→ Your goal
Write out the entries again exactly as they are given.

→ Record extracts

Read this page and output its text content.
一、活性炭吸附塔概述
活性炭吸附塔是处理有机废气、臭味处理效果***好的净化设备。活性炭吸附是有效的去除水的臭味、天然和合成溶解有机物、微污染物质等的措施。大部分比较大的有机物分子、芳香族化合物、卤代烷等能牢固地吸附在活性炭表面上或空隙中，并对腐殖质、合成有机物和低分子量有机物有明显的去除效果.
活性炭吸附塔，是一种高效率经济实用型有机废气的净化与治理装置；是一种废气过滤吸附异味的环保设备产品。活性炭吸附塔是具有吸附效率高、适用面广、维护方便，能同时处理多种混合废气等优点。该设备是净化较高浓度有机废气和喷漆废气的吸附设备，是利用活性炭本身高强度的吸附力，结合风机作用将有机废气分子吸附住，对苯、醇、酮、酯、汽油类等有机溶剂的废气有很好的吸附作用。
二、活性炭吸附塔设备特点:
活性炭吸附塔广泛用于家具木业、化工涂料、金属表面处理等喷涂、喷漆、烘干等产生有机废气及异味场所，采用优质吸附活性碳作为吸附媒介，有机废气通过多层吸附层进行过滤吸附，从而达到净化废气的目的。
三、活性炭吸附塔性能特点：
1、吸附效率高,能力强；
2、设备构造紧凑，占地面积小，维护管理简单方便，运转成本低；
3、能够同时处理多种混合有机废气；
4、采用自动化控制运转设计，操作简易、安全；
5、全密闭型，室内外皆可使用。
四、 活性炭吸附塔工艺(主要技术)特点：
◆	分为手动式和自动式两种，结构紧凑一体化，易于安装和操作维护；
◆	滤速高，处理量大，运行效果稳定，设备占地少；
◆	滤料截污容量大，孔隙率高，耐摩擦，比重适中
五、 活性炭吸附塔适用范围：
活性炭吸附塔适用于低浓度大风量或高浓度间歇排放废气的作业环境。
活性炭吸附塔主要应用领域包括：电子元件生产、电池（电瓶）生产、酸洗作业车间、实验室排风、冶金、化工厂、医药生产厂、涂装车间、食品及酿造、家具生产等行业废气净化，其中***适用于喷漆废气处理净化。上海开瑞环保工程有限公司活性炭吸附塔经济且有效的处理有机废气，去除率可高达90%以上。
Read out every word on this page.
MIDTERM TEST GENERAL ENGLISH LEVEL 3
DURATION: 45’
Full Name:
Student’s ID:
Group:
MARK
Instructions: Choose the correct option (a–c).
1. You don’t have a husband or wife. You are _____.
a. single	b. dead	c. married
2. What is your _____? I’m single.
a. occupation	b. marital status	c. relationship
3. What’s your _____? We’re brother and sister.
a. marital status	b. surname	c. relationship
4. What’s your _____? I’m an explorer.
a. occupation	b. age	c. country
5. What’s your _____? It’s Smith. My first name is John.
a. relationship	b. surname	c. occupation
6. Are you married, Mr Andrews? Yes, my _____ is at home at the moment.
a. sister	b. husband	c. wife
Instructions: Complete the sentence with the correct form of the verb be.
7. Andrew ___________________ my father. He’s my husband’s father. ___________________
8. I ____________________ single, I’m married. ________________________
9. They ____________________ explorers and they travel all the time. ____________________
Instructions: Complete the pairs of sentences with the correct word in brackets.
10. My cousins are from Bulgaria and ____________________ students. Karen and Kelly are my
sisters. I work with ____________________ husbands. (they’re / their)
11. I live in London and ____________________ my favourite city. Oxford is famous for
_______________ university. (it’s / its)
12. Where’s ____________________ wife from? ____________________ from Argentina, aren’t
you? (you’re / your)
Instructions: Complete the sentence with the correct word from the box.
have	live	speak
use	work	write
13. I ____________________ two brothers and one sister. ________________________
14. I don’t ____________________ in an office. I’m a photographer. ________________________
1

→ Worked answer
Read this page and output its text content.
一、活性炭吸附塔概述
活性炭吸附塔是处理有机废气、臭味处理效果***好的净化设备。活性炭吸附是有效的去除水的臭味、天然和合成溶解有机物、微污染物质等的措施。大部分比较大的有机物分子、芳香族化合物、卤代烷等能牢固地吸附在活性炭表面上或空隙中，并对腐殖质、合成有机物和低分子量有机物有明显的去除效果.
活性炭吸附塔，是一种高效率经济实用型有机废气的净化与治理装置；是一种废气过滤吸附异味的环保设备产品。活性炭吸附塔是具有吸附效率高、适用面广、维护方便，能同时处理多种混合废气等优点。该设备是净化较高浓度有机废气和喷漆废气的吸附设备，是利用活性炭本身高强度的吸附力，结合风机作用将有机废气分子吸附住，对苯、醇、酮、酯、汽油类等有机溶剂的废气有很好的吸附作用。
二、活性炭吸附塔设备特点:
活性炭吸附塔广泛用于家具木业、化工涂料、金属表面处理等喷涂、喷漆、烘干等产生有机废气及异味场所，采用优质吸附活性碳作为吸附媒介，有机废气通过多层吸附层进行过滤吸附，从而达到净化废气的目的。
三、活性炭吸附塔性能特点：
1、吸附效率高,能力强；
2、设备构造紧凑，占地面积小，维护管理简单方便，运转成本低；
3、能够同时处理多种混合有机废气；
4、采用自动化控制运转设计，操作简易、安全；
5、全密闭型，室内外皆可使用。
四、 活性炭吸附塔工艺(主要技术)特点：
◆	分为手动式和自动式两种，结构紧凑一体化，易于安装和操作维护；
◆	滤速高，处理量大，运行效果稳定，设备占地少；
◆	滤料截污容量大，孔隙率高，耐摩擦，比重适中
五、 活性炭吸附塔适用范围：
活性炭吸附塔适用于低浓度大风量或高浓度间歇排放废气的作业环境。
活性炭吸附塔主要应用领域包括：电子元件生产、电池（电瓶）生产、酸洗作业车间、实验室排风、冶金、化工厂、医药生产厂、涂装车间、食品及酿造、家具生产等行业废气净化，其中***适用于喷漆废气处理净化。上海开瑞环保工程有限公司活性炭吸附塔经济且有效的处理有机废气，去除率可高达90%以上。
Read out every word on this page.
MIDTERM TEST GENERAL ENGLISH LEVEL 3
DURATION: 45’
Full Name:
Student’s ID:
Group:
MARK
Instructions: Choose the correct option (a–c).
1. You don’t have a husband or wife. You are _____.
a. single	b. dead	c. married
2. What is your _____? I’m single.
a. occupation	b. marital status	c. relationship
3. What’s your _____? We’re brother and sister.
a. marital status	b. surname	c. relationship
4. What’s your _____? I’m an explorer.
a. occupation	b. age	c. country
5. What’s your _____? It’s Smith. My first name is John.
a. relationship	b. surname	c. occupation
6. Are you married, Mr Andrews? Yes, my _____ is at home at the moment.
a. sister	b. husband	c. wife
Instructions: Complete the sentence with the correct form of the verb be.
7. Andrew ___________________ my father. He’s my husband’s father. ___________________
8. I ____________________ single, I’m married. ________________________
9. They ____________________ explorers and they travel all the time. ____________________
Instructions: Complete the pairs of sentences with the correct word in brackets.
10. My cousins are from Bulgaria and ____________________ students. Karen and Kelly are my
sisters. I work with ____________________ husbands. (they’re / their)
11. I live in London and ____________________ my favourite city. Oxford is famous for
_______________ university. (it’s / its)
12. Where’s ____________________ wife from? ____________________ from Argentina, aren’t
you? (you’re / your)
Instructions: Complete the sentence with the correct word from the box.
have	live	speak
use	work	write
13. I ____________________ two brothers and one sister. ________________________
14. I don’t ____________________ in an office. I’m a photographer. ________________________
1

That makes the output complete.